> [WORK TO COMPLETE] Reproduce every entry that follows word for word, but omit the images.

=======

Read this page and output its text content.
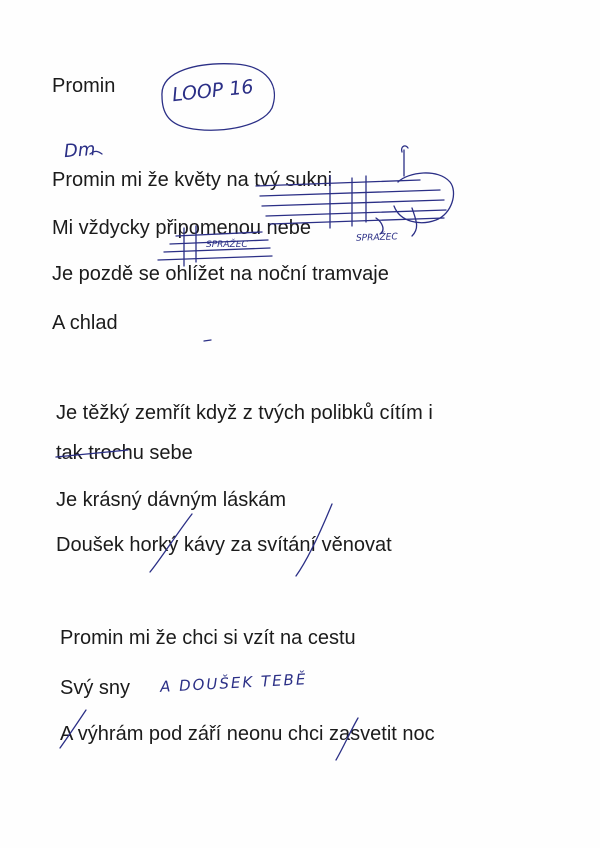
Promin
Promin mi že květy na tvý sukni
Mi vždycky připomenou nebe
Je pozdě se ohlížet na noční tramvaje
A chlad
Je těžký zemřít když z tvých polibků cítím i
tak trochu sebe
Je krásný dávným láskám
Doušek horký kávy za svítání věnovat
Promin mi že chci si vzít na cestu
Svý sny
A výhrám pod září neonu chci zasvetit noc
LOOP 16
Dm
SPRAŽEC
SPRAŽEC
A DOUŠEK TEBĚ
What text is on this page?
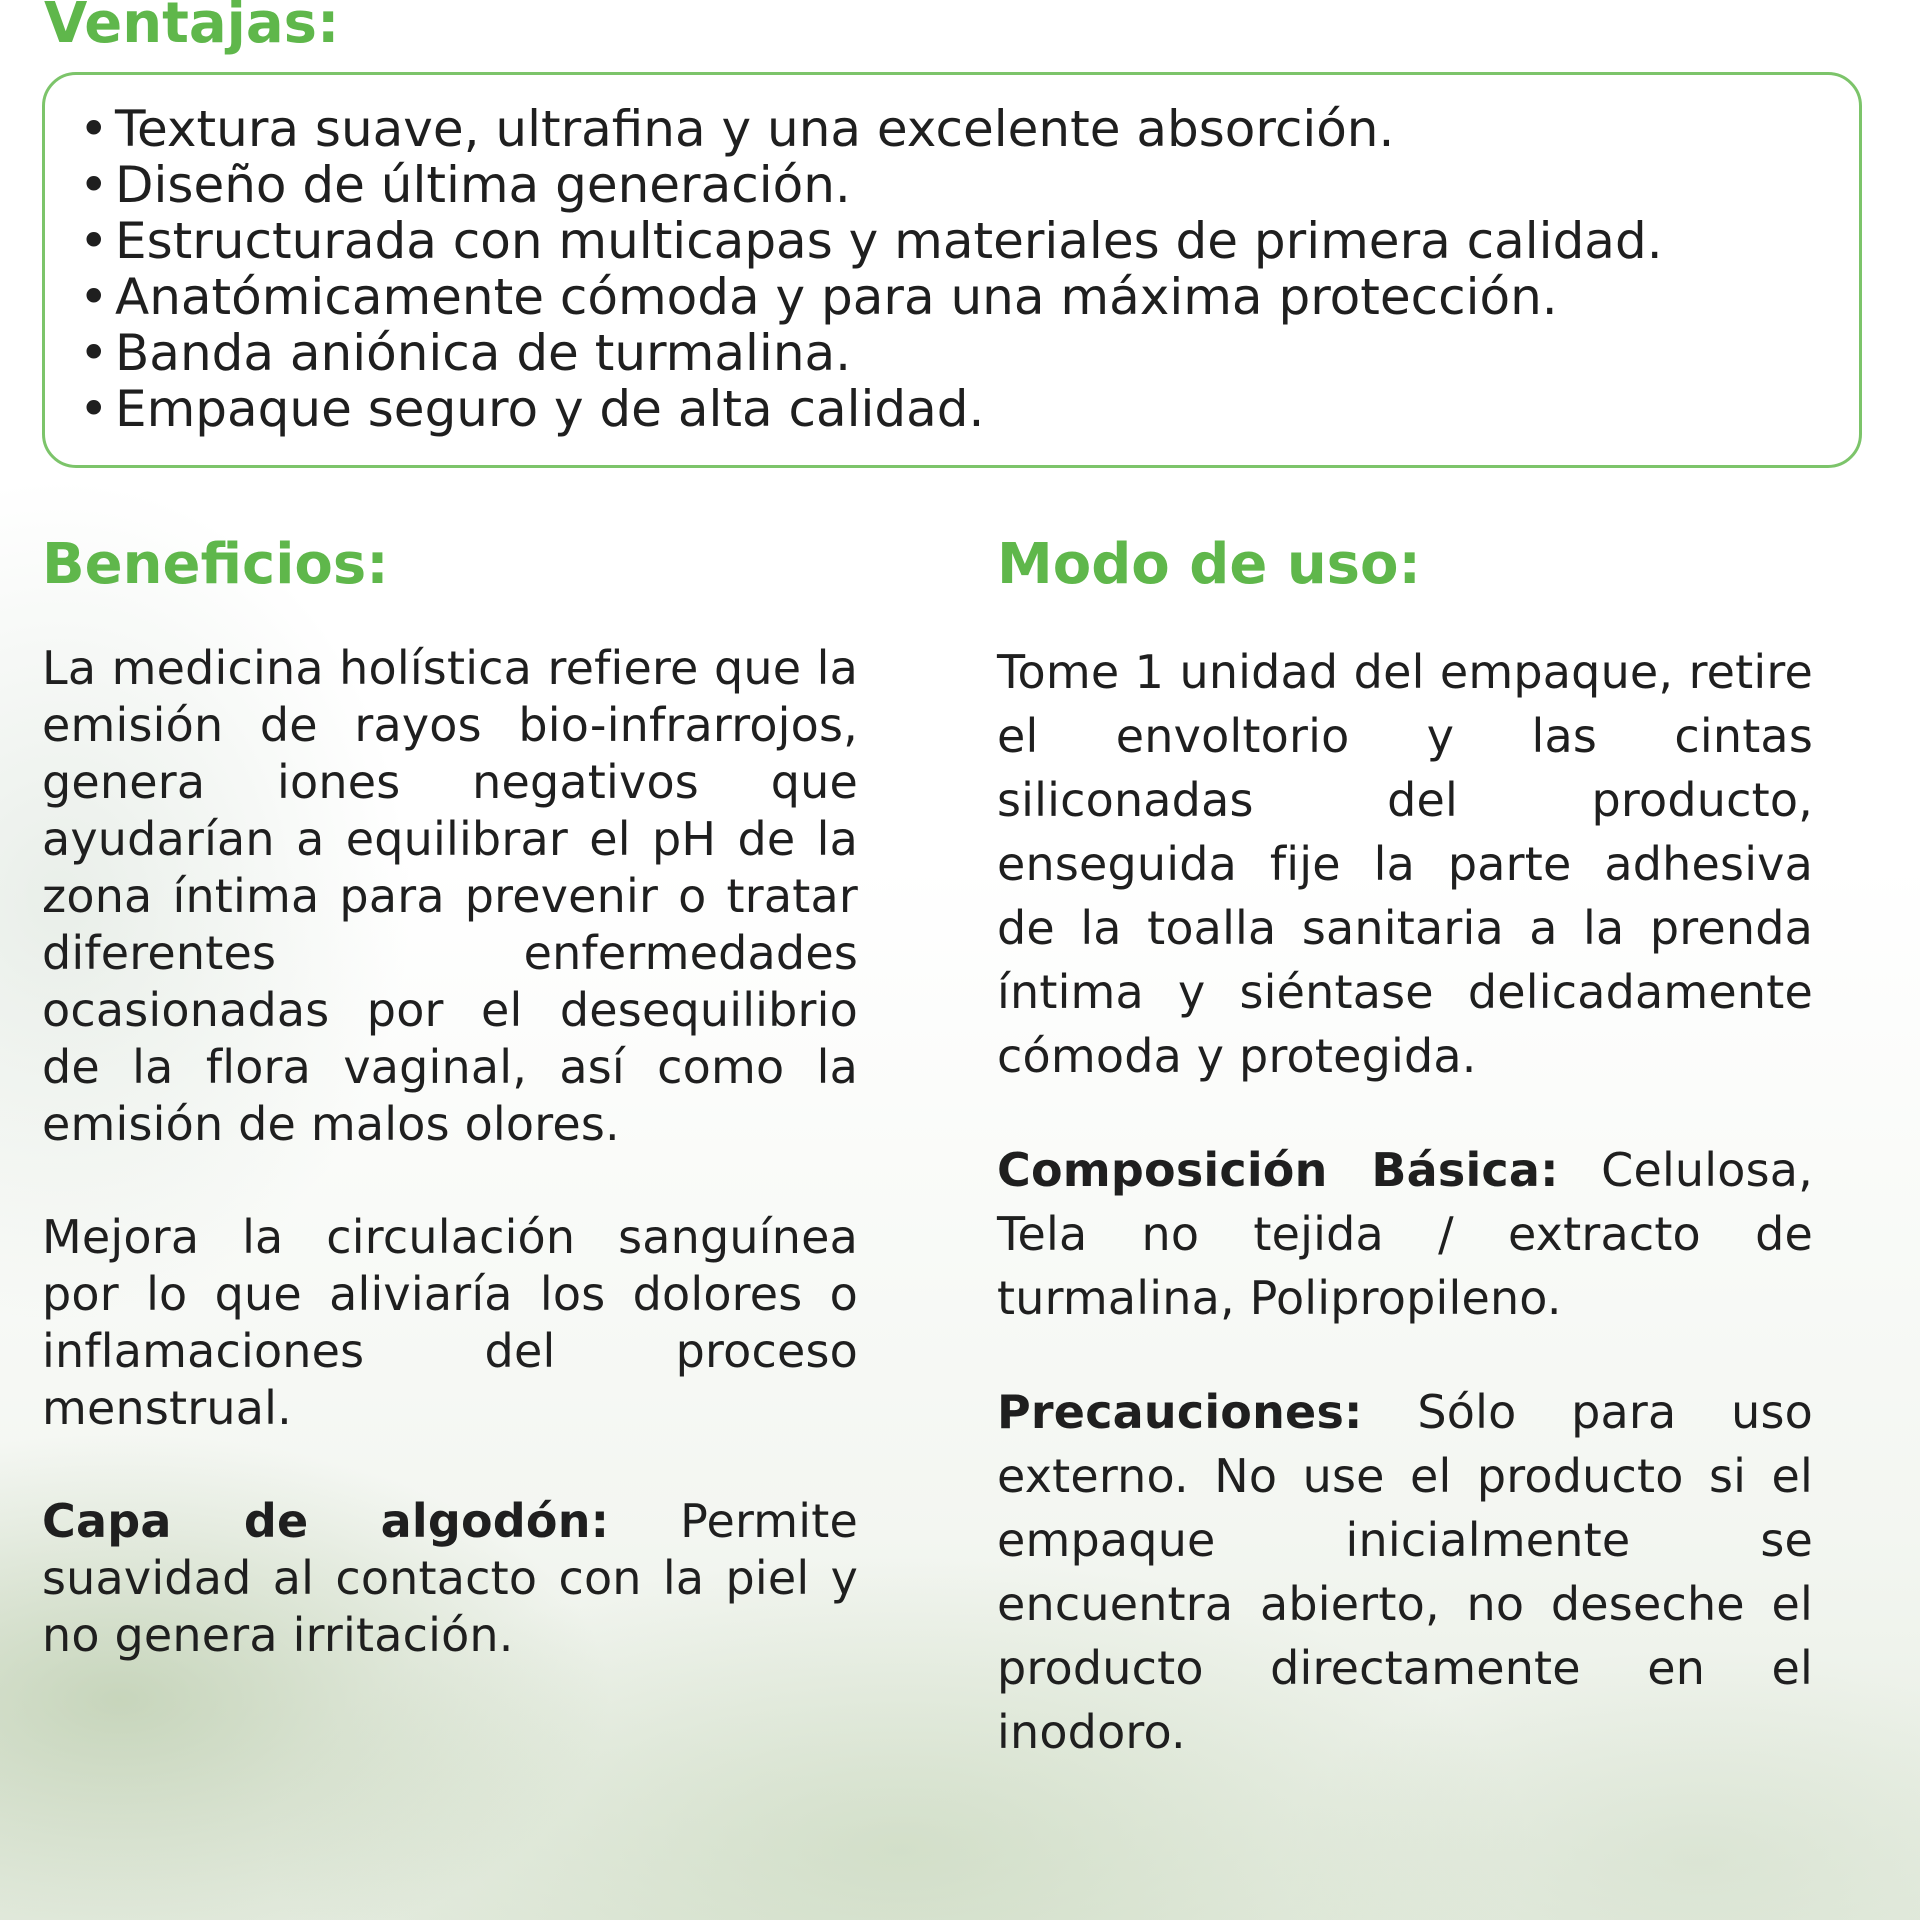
Ventajas:
• Textura suave, ultrafina y una excelente absorción.
• Diseño de última generación.
• Estructurada con multicapas y materiales de primera calidad.
• Anatómicamente cómoda y para una máxima protección.
• Banda aniónica de turmalina.
• Empaque seguro y de alta calidad.
Beneficios:	Modo de uso:

La medicina holística refiere que la emisión de rayos bio-infrarrojos, genera iones negativos que ayudarían a equilibrar el pH de la zona íntima para prevenir o tratar diferentes enfermedades ocasionadas por el desequilibrio de la flora vaginal, así como la emisión de malos olores.

Mejora la circulación sanguínea por lo que aliviaría los dolores o inflamaciones del proceso menstrual.

Capa de algodón: Permite suavidad al contacto con la piel y no genera irritación.

Tome 1 unidad del empaque, retire el envoltorio y las cintas siliconadas del producto, enseguida fije la parte adhesiva de la toalla sanitaria a la prenda íntima y siéntase delicadamente cómoda y protegida.

Composición Básica: Celulosa, Tela no tejida / extracto de turmalina, Polipropileno.

Precauciones: Sólo para uso externo. No use el producto si el empaque inicialmente se encuentra abierto, no deseche el producto directamente en el inodoro.
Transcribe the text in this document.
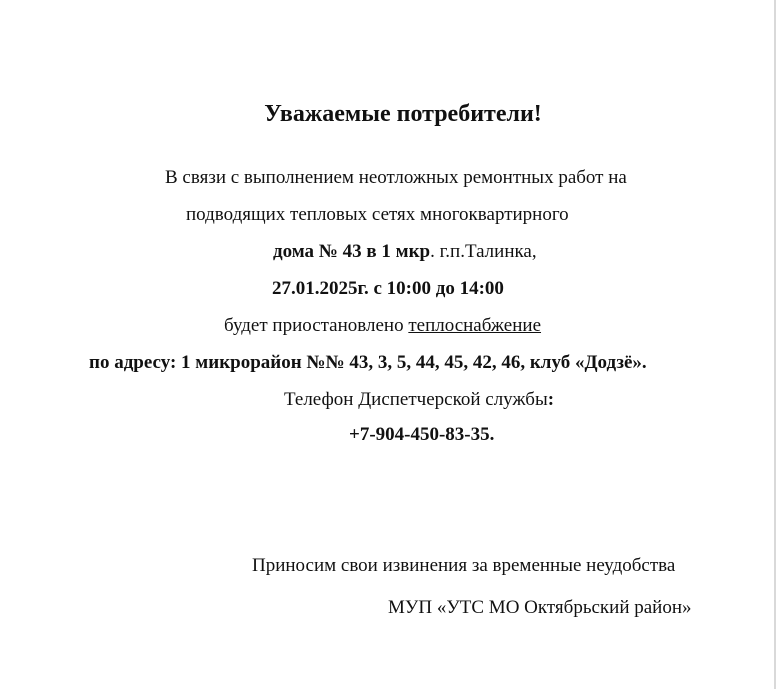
Уважаемые потребители!
В связи с выполнением неотложных ремонтных работ на
подводящих тепловых сетях многоквартирного
дома № 43 в 1 мкр. г.п.Талинка,
27.01.2025г. с 10:00 до 14:00
будет приостановлено теплоснабжение
по адресу: 1 микрорайон №№ 43, 3, 5, 44, 45, 42, 46, клуб «Додзё».
Телефон Диспетчерской службы:
+7-904-450-83-35.
Приносим свои извинения за временные неудобства
МУП «УТС МО Октябрьский район»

=======

> [ANSWER TO THE EXERCISE]
Read this page and output its text content.
Promin
Promin mi že květy na tvý sukni
Mi vždycky připomenou nebe
Je pozdě se ohlížet na noční tramvaje
A chlad
Je těžký zemřít když z tvých polibků cítím i
tak trochu sebe
Je krásný dávným láskám
Doušek horký kávy za svítání věnovat
Promin mi že chci si vzít na cestu
Svý sny
A výhrám pod září neonu chci zasvetit noc
LOOP 16
Dm
SPRAŽEC
SPRAŽEC
A DOUŠEK TEBĚ
What text is on this page?
Ventajas:
• Textura suave, ultrafina y una excelente absorción.
• Diseño de última generación.
• Estructurada con multicapas y materiales de primera calidad.
• Anatómicamente cómoda y para una máxima protección.
• Banda aniónica de turmalina.
• Empaque seguro y de alta calidad.
Beneficios:	Modo de uso:

La medicina holística refiere que la emisión de rayos bio-infrarrojos, genera iones negativos que ayudarían a equilibrar el pH de la zona íntima para prevenir o tratar diferentes enfermedades ocasionadas por el desequilibrio de la flora vaginal, así como la emisión de malos olores.

Mejora la circulación sanguínea por lo que aliviaría los dolores o inflamaciones del proceso menstrual.

Capa de algodón: Permite suavidad al contacto con la piel y no genera irritación.

Tome 1 unidad del empaque, retire el envoltorio y las cintas siliconadas del producto, enseguida fije la parte adhesiva de la toalla sanitaria a la prenda íntima y siéntase delicadamente cómoda y protegida.

Composición Básica: Celulosa, Tela no tejida / extracto de turmalina, Polipropileno.

Precauciones: Sólo para uso externo. No use el producto si el empaque inicialmente se encuentra abierto, no deseche el producto directamente en el inodoro.
Transcribe the text in this document.
Уважаемые потребители!
В связи с выполнением неотложных ремонтных работ на
подводящих тепловых сетях многоквартирного
дома № 43 в 1 мкр. г.п.Талинка,
27.01.2025г. с 10:00 до 14:00
будет приостановлено теплоснабжение
по адресу: 1 микрорайон №№ 43, 3, 5, 44, 45, 42, 46, клуб «Додзё».
Телефон Диспетчерской службы:
+7-904-450-83-35.
Приносим свои извинения за временные неудобства
МУП «УТС МО Октябрьский район»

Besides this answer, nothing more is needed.